*ENTRIES:*
######

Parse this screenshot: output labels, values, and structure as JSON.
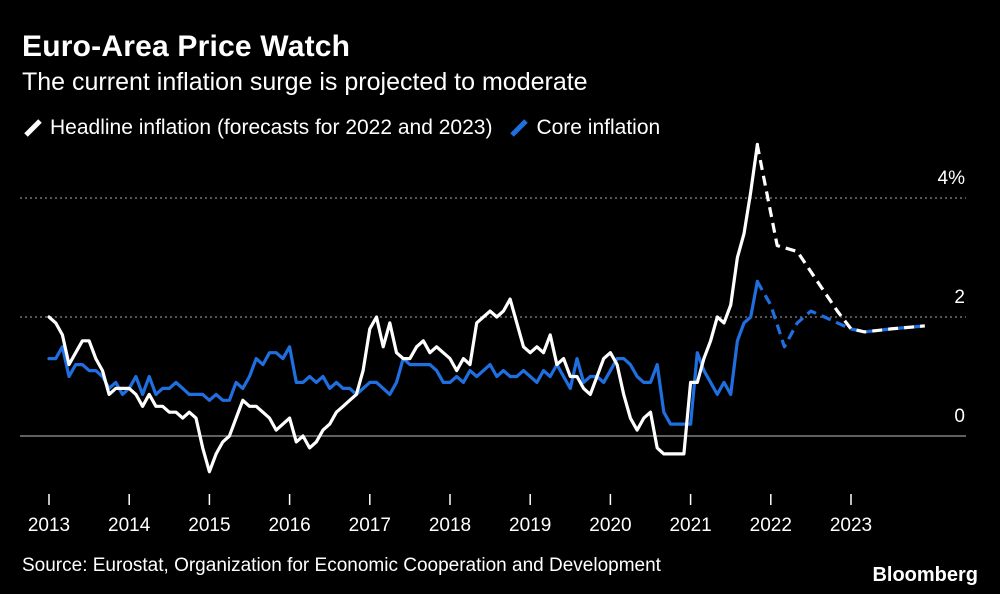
{
  "header": {
    "title": "Euro-Area Price Watch",
    "subtitle": "The current inflation surge is projected to moderate"
  },
  "legend": {
    "headline_label": "Headline inflation (forecasts for 2022 and 2023)",
    "core_label": "Core inflation"
  },
  "footer": {
    "source": "Source: Eurostat, Organization for Economic Cooperation and Development",
    "brand": "Bloomberg"
  },
  "colors": {
    "background": "#000000",
    "headline": "#ffffff",
    "core": "#1f6fe0",
    "grid": "#8a8a8a"
  },
  "chart_data": {
    "type": "line",
    "title": "Euro-Area Price Watch",
    "subtitle": "The current inflation surge is projected to moderate",
    "xlabel": "",
    "ylabel": "",
    "xlim": [
      2013.0,
      2024.1
    ],
    "ylim": [
      -0.8,
      4.6
    ],
    "y_ticks": [
      {
        "value": 0,
        "label": "0"
      },
      {
        "value": 2,
        "label": "2"
      },
      {
        "value": 4,
        "label": "4%"
      }
    ],
    "x_ticks": [
      {
        "value": 2013,
        "label": "2013"
      },
      {
        "value": 2014,
        "label": "2014"
      },
      {
        "value": 2015,
        "label": "2015"
      },
      {
        "value": 2016,
        "label": "2016"
      },
      {
        "value": 2017,
        "label": "2017"
      },
      {
        "value": 2018,
        "label": "2018"
      },
      {
        "value": 2019,
        "label": "2019"
      },
      {
        "value": 2020,
        "label": "2020"
      },
      {
        "value": 2021,
        "label": "2021"
      },
      {
        "value": 2022,
        "label": "2022"
      },
      {
        "value": 2023,
        "label": "2023"
      }
    ],
    "series": [
      {
        "name": "Headline inflation",
        "style": "solid",
        "x_start": 2013.0,
        "step": 0.08333,
        "values": [
          2.0,
          1.9,
          1.7,
          1.2,
          1.4,
          1.6,
          1.6,
          1.3,
          1.1,
          0.7,
          0.8,
          0.8,
          0.8,
          0.7,
          0.5,
          0.7,
          0.5,
          0.5,
          0.4,
          0.4,
          0.3,
          0.4,
          0.3,
          -0.2,
          -0.6,
          -0.3,
          -0.1,
          0.0,
          0.3,
          0.6,
          0.5,
          0.5,
          0.4,
          0.3,
          0.1,
          0.2,
          0.3,
          -0.1,
          0.0,
          -0.2,
          -0.1,
          0.1,
          0.2,
          0.4,
          0.5,
          0.6,
          0.7,
          1.1,
          1.8,
          2.0,
          1.5,
          1.9,
          1.4,
          1.3,
          1.3,
          1.5,
          1.6,
          1.4,
          1.5,
          1.4,
          1.3,
          1.1,
          1.3,
          1.2,
          1.9,
          2.0,
          2.1,
          2.0,
          2.1,
          2.3,
          1.9,
          1.5,
          1.4,
          1.5,
          1.4,
          1.7,
          1.2,
          1.3,
          1.0,
          1.0,
          0.8,
          0.7,
          1.0,
          1.3,
          1.4,
          1.2,
          0.7,
          0.3,
          0.1,
          0.3,
          0.4,
          -0.2,
          -0.3,
          -0.3,
          -0.3,
          -0.3,
          0.9,
          0.9,
          1.3,
          1.6,
          2.0,
          1.9,
          2.2,
          3.0,
          3.4,
          4.1,
          4.9
        ],
        "forecast": {
          "style": "dashed",
          "x": [
            2021.83,
            2022.08,
            2022.33,
            2022.58,
            2022.83,
            2023.0,
            2023.17,
            2023.5,
            2023.92
          ],
          "values": [
            4.9,
            3.2,
            3.1,
            2.6,
            2.1,
            1.8,
            1.75,
            1.8,
            1.85
          ]
        }
      },
      {
        "name": "Core inflation",
        "style": "solid",
        "x_start": 2013.0,
        "step": 0.08333,
        "values": [
          1.3,
          1.3,
          1.5,
          1.0,
          1.2,
          1.2,
          1.1,
          1.1,
          1.0,
          0.8,
          0.9,
          0.7,
          0.8,
          1.0,
          0.7,
          1.0,
          0.7,
          0.8,
          0.8,
          0.9,
          0.8,
          0.7,
          0.7,
          0.7,
          0.6,
          0.7,
          0.6,
          0.6,
          0.9,
          0.8,
          1.0,
          1.3,
          1.2,
          1.4,
          1.4,
          1.3,
          1.5,
          0.9,
          0.9,
          1.0,
          0.9,
          1.0,
          0.8,
          0.9,
          0.8,
          0.8,
          0.7,
          0.8,
          0.9,
          0.9,
          0.8,
          0.7,
          0.9,
          1.3,
          1.2,
          1.2,
          1.2,
          1.2,
          1.1,
          0.9,
          0.9,
          1.0,
          0.9,
          1.1,
          1.0,
          1.1,
          1.2,
          1.0,
          1.1,
          1.0,
          1.0,
          1.1,
          1.0,
          0.9,
          1.1,
          1.0,
          1.2,
          1.0,
          0.8,
          1.3,
          0.9,
          1.0,
          1.0,
          0.9,
          1.1,
          1.3,
          1.3,
          1.2,
          1.0,
          0.9,
          0.9,
          1.2,
          0.4,
          0.2,
          0.2,
          0.2,
          0.2,
          1.4,
          1.1,
          0.9,
          0.7,
          0.9,
          0.7,
          1.6,
          1.9,
          2.0,
          2.6
        ],
        "forecast": {
          "style": "dashed",
          "x": [
            2021.83,
            2022.0,
            2022.17,
            2022.33,
            2022.5,
            2022.67,
            2022.83,
            2023.0,
            2023.17,
            2023.5,
            2023.92
          ],
          "values": [
            2.6,
            2.2,
            1.5,
            1.9,
            2.1,
            2.0,
            1.9,
            1.8,
            1.75,
            1.8,
            1.85
          ]
        }
      }
    ]
  }
}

######

*INSTRUCTIONS TO FOLLOW:* Without the pictures, repeat all the records word for word.

*COMPLETE ANSWER:*
Parse this screenshot: output labels, values, and structure as JSON.
{
  "header": {
    "title": "Euro-Area Price Watch",
    "subtitle": "The current inflation surge is projected to moderate"
  },
  "legend": {
    "headline_label": "Headline inflation (forecasts for 2022 and 2023)",
    "core_label": "Core inflation"
  },
  "footer": {
    "source": "Source: Eurostat, Organization for Economic Cooperation and Development",
    "brand": "Bloomberg"
  },
  "colors": {
    "background": "#000000",
    "headline": "#ffffff",
    "core": "#1f6fe0",
    "grid": "#8a8a8a"
  },
  "chart_data": {
    "type": "line",
    "title": "Euro-Area Price Watch",
    "subtitle": "The current inflation surge is projected to moderate",
    "xlabel": "",
    "ylabel": "",
    "xlim": [
      2013.0,
      2024.1
    ],
    "ylim": [
      -0.8,
      4.6
    ],
    "y_ticks": [
      {
        "value": 0,
        "label": "0"
      },
      {
        "value": 2,
        "label": "2"
      },
      {
        "value": 4,
        "label": "4%"
      }
    ],
    "x_ticks": [
      {
        "value": 2013,
        "label": "2013"
      },
      {
        "value": 2014,
        "label": "2014"
      },
      {
        "value": 2015,
        "label": "2015"
      },
      {
        "value": 2016,
        "label": "2016"
      },
      {
        "value": 2017,
        "label": "2017"
      },
      {
        "value": 2018,
        "label": "2018"
      },
      {
        "value": 2019,
        "label": "2019"
      },
      {
        "value": 2020,
        "label": "2020"
      },
      {
        "value": 2021,
        "label": "2021"
      },
      {
        "value": 2022,
        "label": "2022"
      },
      {
        "value": 2023,
        "label": "2023"
      }
    ],
    "series": [
      {
        "name": "Headline inflation",
        "style": "solid",
        "x_start": 2013.0,
        "step": 0.08333,
        "values": [
          2.0,
          1.9,
          1.7,
          1.2,
          1.4,
          1.6,
          1.6,
          1.3,
          1.1,
          0.7,
          0.8,
          0.8,
          0.8,
          0.7,
          0.5,
          0.7,
          0.5,
          0.5,
          0.4,
          0.4,
          0.3,
          0.4,
          0.3,
          -0.2,
          -0.6,
          -0.3,
          -0.1,
          0.0,
          0.3,
          0.6,
          0.5,
          0.5,
          0.4,
          0.3,
          0.1,
          0.2,
          0.3,
          -0.1,
          0.0,
          -0.2,
          -0.1,
          0.1,
          0.2,
          0.4,
          0.5,
          0.6,
          0.7,
          1.1,
          1.8,
          2.0,
          1.5,
          1.9,
          1.4,
          1.3,
          1.3,
          1.5,
          1.6,
          1.4,
          1.5,
          1.4,
          1.3,
          1.1,
          1.3,
          1.2,
          1.9,
          2.0,
          2.1,
          2.0,
          2.1,
          2.3,
          1.9,
          1.5,
          1.4,
          1.5,
          1.4,
          1.7,
          1.2,
          1.3,
          1.0,
          1.0,
          0.8,
          0.7,
          1.0,
          1.3,
          1.4,
          1.2,
          0.7,
          0.3,
          0.1,
          0.3,
          0.4,
          -0.2,
          -0.3,
          -0.3,
          -0.3,
          -0.3,
          0.9,
          0.9,
          1.3,
          1.6,
          2.0,
          1.9,
          2.2,
          3.0,
          3.4,
          4.1,
          4.9
        ],
        "forecast": {
          "style": "dashed",
          "x": [
            2021.83,
            2022.08,
            2022.33,
            2022.58,
            2022.83,
            2023.0,
            2023.17,
            2023.5,
            2023.92
          ],
          "values": [
            4.9,
            3.2,
            3.1,
            2.6,
            2.1,
            1.8,
            1.75,
            1.8,
            1.85
          ]
        }
      },
      {
        "name": "Core inflation",
        "style": "solid",
        "x_start": 2013.0,
        "step": 0.08333,
        "values": [
          1.3,
          1.3,
          1.5,
          1.0,
          1.2,
          1.2,
          1.1,
          1.1,
          1.0,
          0.8,
          0.9,
          0.7,
          0.8,
          1.0,
          0.7,
          1.0,
          0.7,
          0.8,
          0.8,
          0.9,
          0.8,
          0.7,
          0.7,
          0.7,
          0.6,
          0.7,
          0.6,
          0.6,
          0.9,
          0.8,
          1.0,
          1.3,
          1.2,
          1.4,
          1.4,
          1.3,
          1.5,
          0.9,
          0.9,
          1.0,
          0.9,
          1.0,
          0.8,
          0.9,
          0.8,
          0.8,
          0.7,
          0.8,
          0.9,
          0.9,
          0.8,
          0.7,
          0.9,
          1.3,
          1.2,
          1.2,
          1.2,
          1.2,
          1.1,
          0.9,
          0.9,
          1.0,
          0.9,
          1.1,
          1.0,
          1.1,
          1.2,
          1.0,
          1.1,
          1.0,
          1.0,
          1.1,
          1.0,
          0.9,
          1.1,
          1.0,
          1.2,
          1.0,
          0.8,
          1.3,
          0.9,
          1.0,
          1.0,
          0.9,
          1.1,
          1.3,
          1.3,
          1.2,
          1.0,
          0.9,
          0.9,
          1.2,
          0.4,
          0.2,
          0.2,
          0.2,
          0.2,
          1.4,
          1.1,
          0.9,
          0.7,
          0.9,
          0.7,
          1.6,
          1.9,
          2.0,
          2.6
        ],
        "forecast": {
          "style": "dashed",
          "x": [
            2021.83,
            2022.0,
            2022.17,
            2022.33,
            2022.5,
            2022.67,
            2022.83,
            2023.0,
            2023.17,
            2023.5,
            2023.92
          ],
          "values": [
            2.6,
            2.2,
            1.5,
            1.9,
            2.1,
            2.0,
            1.9,
            1.8,
            1.75,
            1.8,
            1.85
          ]
        }
      }
    ]
  }
}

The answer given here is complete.